*Exercise data*:

+ + + + + + +

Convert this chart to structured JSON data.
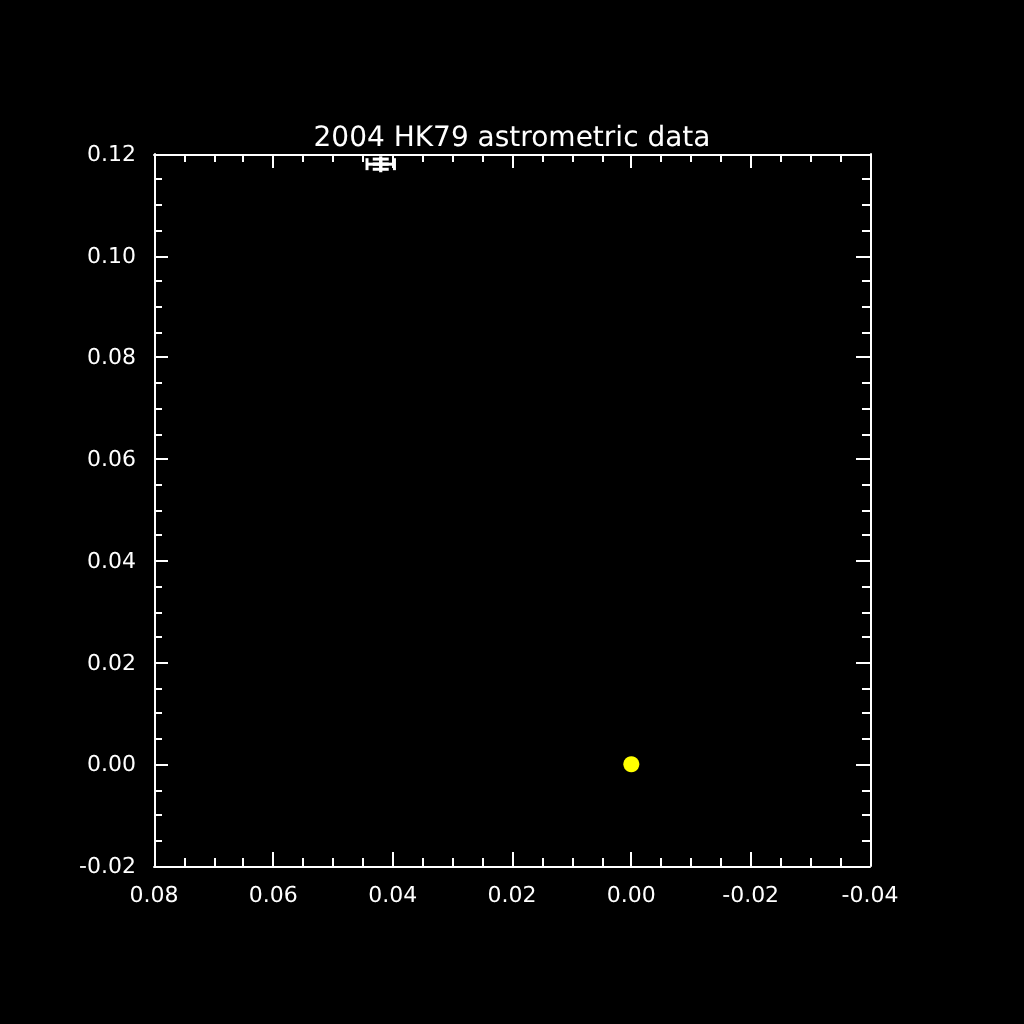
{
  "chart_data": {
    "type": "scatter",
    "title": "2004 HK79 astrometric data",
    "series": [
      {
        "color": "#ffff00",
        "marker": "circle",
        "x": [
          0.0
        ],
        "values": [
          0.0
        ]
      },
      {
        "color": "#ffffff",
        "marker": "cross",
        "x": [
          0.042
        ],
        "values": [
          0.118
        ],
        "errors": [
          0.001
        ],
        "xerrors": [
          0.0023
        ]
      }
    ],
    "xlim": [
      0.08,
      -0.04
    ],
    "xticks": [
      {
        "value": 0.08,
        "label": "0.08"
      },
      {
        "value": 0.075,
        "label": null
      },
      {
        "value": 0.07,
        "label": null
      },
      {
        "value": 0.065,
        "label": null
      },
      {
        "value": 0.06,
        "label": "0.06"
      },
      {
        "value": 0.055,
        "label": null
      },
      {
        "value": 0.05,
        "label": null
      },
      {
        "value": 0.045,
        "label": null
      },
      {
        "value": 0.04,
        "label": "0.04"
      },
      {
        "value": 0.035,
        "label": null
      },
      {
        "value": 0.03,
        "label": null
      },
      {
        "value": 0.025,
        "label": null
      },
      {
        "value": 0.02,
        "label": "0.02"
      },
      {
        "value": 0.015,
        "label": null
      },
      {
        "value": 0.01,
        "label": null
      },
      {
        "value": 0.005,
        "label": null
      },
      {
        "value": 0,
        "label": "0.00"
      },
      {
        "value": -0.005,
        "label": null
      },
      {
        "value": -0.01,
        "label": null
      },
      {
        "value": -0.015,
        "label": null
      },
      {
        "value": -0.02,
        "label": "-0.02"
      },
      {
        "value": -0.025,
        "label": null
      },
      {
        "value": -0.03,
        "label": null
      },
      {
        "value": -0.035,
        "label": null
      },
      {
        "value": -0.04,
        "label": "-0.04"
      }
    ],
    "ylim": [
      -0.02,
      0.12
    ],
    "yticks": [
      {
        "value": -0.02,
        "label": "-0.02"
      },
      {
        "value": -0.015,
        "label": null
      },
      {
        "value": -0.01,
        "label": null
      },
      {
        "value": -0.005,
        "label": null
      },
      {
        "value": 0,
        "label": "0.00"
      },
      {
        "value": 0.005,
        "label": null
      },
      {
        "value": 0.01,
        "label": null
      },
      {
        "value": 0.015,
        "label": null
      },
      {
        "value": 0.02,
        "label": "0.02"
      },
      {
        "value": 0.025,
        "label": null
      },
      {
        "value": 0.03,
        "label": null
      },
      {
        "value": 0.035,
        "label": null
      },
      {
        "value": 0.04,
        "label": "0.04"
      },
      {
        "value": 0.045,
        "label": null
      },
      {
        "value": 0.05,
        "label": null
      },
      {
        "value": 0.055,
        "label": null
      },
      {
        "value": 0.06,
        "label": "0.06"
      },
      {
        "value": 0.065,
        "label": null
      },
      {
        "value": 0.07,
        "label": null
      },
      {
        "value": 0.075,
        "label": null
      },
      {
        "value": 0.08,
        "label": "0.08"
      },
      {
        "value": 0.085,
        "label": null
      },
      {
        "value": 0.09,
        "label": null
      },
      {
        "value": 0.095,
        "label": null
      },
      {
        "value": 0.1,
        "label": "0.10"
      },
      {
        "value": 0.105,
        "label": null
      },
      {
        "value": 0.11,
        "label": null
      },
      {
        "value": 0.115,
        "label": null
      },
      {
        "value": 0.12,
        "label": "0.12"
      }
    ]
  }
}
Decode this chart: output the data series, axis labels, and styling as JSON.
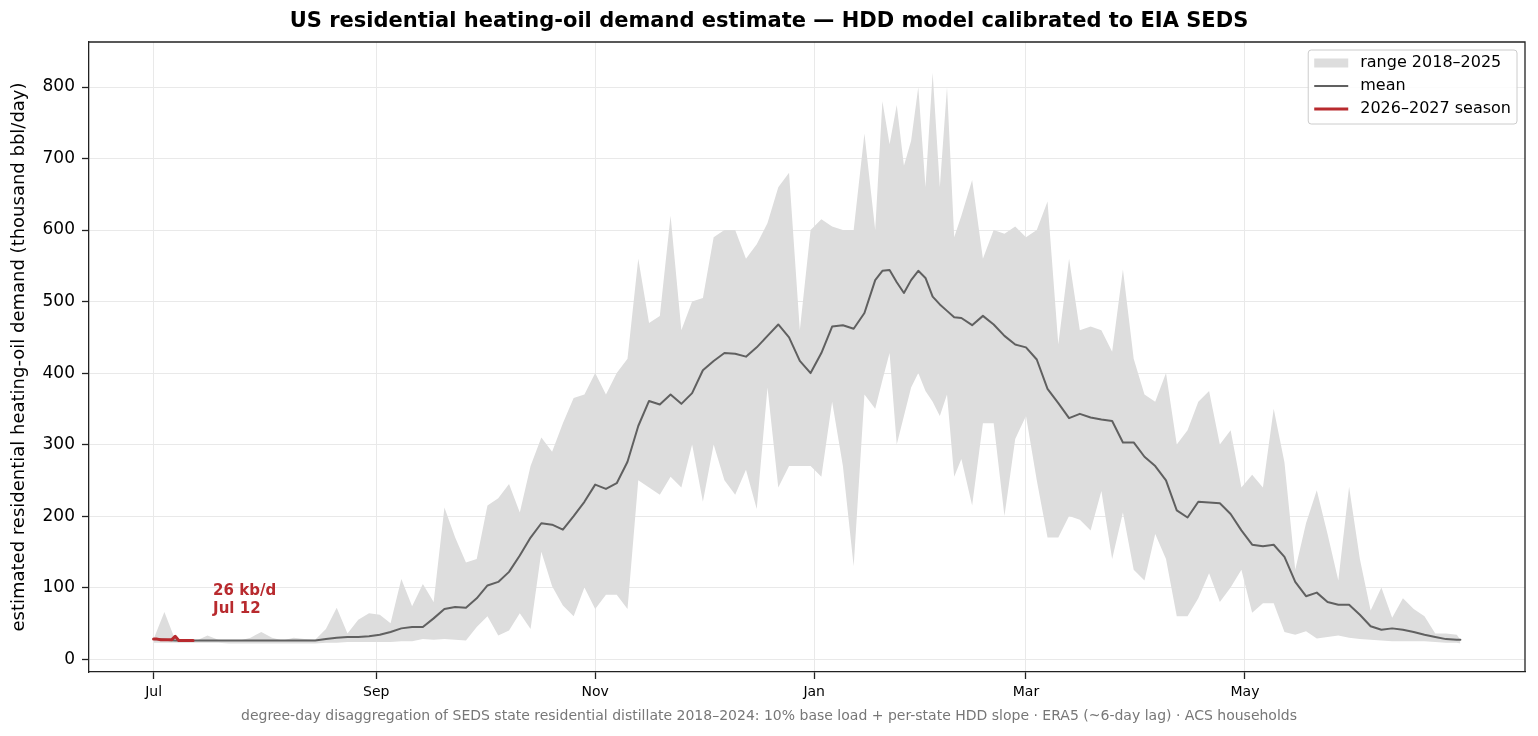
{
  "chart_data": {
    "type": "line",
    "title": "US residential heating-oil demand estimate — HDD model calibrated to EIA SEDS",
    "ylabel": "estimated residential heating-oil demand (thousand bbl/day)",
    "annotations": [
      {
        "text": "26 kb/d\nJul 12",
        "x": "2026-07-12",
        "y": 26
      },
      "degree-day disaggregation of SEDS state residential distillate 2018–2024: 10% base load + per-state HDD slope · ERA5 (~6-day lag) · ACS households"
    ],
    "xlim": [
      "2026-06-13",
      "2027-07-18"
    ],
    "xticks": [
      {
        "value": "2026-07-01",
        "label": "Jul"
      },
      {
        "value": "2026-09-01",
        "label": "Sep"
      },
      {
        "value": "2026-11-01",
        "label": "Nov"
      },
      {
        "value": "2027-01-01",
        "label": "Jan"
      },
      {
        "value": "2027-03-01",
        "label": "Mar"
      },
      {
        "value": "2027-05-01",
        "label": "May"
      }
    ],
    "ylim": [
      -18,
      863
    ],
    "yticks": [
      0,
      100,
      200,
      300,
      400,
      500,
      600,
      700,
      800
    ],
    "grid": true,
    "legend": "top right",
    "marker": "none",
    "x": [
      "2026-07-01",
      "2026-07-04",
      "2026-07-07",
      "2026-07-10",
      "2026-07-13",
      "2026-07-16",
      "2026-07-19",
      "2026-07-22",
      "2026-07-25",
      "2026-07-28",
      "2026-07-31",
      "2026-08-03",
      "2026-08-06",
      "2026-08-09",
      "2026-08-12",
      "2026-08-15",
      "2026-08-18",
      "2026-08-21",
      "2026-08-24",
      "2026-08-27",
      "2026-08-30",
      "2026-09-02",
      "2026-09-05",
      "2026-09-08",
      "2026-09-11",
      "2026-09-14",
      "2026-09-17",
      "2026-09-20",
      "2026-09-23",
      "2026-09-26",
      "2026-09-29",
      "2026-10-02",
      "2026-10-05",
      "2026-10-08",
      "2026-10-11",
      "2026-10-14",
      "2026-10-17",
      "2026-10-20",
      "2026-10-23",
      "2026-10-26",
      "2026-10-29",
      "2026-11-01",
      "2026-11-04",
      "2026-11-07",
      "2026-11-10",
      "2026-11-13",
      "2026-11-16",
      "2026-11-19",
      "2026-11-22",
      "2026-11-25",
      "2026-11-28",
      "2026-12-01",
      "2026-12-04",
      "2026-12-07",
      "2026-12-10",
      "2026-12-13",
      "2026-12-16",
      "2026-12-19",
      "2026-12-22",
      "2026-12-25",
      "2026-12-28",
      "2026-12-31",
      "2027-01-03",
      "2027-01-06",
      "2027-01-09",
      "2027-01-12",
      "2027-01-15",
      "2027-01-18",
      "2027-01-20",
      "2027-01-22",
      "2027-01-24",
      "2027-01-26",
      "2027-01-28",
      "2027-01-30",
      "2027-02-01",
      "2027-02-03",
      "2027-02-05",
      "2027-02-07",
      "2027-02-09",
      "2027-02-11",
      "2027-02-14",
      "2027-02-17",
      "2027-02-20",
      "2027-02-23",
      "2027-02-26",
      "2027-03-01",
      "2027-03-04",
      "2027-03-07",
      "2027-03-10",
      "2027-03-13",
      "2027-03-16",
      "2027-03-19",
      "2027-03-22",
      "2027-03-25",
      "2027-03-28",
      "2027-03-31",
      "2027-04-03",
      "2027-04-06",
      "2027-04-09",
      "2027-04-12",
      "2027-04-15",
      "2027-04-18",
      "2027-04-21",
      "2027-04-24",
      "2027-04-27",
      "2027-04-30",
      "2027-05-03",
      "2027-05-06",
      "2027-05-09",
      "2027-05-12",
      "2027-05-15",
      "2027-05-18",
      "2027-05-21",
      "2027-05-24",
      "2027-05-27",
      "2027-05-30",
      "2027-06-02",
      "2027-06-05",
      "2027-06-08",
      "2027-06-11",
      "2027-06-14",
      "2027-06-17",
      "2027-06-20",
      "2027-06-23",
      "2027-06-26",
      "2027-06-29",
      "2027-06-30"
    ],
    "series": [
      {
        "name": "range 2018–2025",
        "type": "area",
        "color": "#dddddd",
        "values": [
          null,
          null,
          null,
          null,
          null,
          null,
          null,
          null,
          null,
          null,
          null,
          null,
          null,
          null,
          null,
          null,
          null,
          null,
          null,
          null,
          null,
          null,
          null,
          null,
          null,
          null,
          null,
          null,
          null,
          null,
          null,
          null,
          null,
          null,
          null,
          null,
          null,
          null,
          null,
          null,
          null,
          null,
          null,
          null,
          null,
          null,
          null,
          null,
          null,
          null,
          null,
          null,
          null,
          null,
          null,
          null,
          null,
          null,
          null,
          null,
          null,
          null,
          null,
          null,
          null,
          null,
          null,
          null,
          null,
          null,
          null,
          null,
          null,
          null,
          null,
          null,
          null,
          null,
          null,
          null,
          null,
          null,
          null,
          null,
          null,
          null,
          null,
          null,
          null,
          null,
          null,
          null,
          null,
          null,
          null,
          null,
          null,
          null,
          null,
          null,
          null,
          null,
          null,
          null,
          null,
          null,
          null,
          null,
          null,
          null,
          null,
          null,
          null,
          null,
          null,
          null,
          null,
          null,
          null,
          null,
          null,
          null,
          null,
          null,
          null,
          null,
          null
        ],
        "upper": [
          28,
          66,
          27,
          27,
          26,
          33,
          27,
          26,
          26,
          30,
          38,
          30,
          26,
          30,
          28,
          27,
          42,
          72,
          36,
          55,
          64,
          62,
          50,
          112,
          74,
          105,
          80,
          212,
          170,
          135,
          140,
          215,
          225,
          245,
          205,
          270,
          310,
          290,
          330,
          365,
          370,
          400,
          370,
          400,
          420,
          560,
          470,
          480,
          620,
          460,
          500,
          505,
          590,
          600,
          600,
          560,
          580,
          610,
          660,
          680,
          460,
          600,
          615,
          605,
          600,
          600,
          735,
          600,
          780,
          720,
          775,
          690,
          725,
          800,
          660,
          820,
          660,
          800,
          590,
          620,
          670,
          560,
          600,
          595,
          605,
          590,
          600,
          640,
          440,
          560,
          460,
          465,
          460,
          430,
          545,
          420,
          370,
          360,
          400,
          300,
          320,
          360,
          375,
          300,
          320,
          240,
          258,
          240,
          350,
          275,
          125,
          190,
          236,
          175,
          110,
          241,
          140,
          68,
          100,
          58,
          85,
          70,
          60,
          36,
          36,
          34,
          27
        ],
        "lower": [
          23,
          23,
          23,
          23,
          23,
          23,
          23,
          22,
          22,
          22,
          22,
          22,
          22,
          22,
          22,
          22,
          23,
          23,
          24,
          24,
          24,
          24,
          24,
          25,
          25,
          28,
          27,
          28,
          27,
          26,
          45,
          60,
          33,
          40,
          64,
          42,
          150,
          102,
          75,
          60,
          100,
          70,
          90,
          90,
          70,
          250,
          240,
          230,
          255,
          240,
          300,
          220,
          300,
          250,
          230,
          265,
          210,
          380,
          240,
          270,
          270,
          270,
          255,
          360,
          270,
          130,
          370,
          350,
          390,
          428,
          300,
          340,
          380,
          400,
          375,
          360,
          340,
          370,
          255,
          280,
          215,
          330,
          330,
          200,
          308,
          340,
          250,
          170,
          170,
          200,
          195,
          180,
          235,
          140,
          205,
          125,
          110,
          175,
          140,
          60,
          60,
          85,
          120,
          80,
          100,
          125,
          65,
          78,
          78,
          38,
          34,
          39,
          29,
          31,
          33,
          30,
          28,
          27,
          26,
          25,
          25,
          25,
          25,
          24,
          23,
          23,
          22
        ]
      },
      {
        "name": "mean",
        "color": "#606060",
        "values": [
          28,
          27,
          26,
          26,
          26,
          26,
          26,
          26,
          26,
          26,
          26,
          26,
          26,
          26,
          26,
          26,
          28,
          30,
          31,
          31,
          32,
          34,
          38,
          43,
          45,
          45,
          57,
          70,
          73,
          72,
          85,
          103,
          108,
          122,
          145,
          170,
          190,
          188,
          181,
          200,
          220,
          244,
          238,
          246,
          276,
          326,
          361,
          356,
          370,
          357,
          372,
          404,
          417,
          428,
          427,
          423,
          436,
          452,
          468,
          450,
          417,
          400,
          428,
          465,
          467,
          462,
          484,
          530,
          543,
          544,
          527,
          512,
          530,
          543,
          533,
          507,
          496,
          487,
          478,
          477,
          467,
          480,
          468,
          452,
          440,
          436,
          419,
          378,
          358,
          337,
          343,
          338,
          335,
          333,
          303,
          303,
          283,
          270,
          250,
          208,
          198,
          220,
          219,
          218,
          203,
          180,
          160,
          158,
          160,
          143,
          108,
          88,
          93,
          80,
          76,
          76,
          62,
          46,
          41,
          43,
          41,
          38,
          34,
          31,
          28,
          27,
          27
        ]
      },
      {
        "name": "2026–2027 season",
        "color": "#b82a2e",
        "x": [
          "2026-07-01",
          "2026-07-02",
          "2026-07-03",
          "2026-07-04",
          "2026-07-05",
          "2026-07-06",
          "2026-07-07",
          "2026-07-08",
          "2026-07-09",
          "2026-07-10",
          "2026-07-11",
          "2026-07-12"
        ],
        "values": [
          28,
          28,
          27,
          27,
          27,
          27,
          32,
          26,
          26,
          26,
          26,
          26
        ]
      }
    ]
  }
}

+ + + + + + +

*Aim*:
Scan the listing above and identify each line holding the string "color"; copy every such line.

*Result of this task*:
        "color": "#ffff00",
        "color": "#ffffff",
        "color": "#dddddd",
        "color": "#606060",
        "color": "#b82a2e",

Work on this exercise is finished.